GIVEN PROBLEM
Look through the material below. Copy every line with the string "marker" in it.

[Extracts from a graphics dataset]
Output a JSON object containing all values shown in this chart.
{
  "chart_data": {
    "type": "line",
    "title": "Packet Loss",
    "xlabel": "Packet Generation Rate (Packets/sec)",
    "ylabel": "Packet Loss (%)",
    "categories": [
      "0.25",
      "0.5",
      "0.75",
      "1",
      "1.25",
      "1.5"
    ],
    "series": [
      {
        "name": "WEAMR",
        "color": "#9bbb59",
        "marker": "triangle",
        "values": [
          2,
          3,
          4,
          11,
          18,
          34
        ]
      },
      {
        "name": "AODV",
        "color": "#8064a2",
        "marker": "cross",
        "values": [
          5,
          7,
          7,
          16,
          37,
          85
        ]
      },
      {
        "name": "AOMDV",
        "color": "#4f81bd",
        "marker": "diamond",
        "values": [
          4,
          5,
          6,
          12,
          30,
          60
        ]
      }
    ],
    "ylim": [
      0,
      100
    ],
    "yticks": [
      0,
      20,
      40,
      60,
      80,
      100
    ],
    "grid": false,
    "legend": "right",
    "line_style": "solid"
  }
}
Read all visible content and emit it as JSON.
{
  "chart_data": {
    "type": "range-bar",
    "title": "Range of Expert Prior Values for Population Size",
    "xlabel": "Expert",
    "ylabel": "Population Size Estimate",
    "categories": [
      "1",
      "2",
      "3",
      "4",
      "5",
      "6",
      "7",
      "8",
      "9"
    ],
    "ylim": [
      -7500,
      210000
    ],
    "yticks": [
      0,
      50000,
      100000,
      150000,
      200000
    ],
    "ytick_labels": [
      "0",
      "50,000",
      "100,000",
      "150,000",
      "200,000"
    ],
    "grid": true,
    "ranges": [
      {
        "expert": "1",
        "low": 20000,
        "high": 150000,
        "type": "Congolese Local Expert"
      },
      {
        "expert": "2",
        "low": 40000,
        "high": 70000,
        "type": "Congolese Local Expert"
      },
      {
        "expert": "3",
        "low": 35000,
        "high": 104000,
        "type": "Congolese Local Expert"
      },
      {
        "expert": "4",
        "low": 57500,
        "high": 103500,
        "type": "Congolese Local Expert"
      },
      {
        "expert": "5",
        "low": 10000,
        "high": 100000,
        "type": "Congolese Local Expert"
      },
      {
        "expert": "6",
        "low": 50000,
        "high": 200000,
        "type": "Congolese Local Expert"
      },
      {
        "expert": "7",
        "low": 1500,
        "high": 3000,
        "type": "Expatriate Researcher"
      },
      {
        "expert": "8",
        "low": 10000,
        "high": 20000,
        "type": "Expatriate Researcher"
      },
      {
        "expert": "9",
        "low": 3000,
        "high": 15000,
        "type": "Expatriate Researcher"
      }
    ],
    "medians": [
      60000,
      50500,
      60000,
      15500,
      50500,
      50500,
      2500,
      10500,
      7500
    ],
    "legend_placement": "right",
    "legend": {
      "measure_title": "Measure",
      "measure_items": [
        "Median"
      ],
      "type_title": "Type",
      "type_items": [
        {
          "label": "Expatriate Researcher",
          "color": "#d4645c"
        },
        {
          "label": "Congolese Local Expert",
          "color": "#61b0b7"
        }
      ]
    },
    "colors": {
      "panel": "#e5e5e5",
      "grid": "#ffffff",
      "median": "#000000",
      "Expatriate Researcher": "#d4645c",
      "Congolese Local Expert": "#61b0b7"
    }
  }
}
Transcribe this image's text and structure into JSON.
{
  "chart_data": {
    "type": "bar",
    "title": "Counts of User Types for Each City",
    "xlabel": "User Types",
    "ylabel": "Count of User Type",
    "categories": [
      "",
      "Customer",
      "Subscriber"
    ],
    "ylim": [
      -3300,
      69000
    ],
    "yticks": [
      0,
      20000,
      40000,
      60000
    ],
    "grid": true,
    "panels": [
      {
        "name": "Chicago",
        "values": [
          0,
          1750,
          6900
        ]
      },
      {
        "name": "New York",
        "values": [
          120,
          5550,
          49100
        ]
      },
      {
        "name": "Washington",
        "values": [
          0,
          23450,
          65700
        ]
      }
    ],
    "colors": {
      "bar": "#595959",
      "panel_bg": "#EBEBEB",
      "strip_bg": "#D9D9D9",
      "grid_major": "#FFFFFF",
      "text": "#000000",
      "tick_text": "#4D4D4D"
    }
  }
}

RESULT OF THE TASK
        "marker": "triangle",
        "marker": "cross",
        "marker": "diamond",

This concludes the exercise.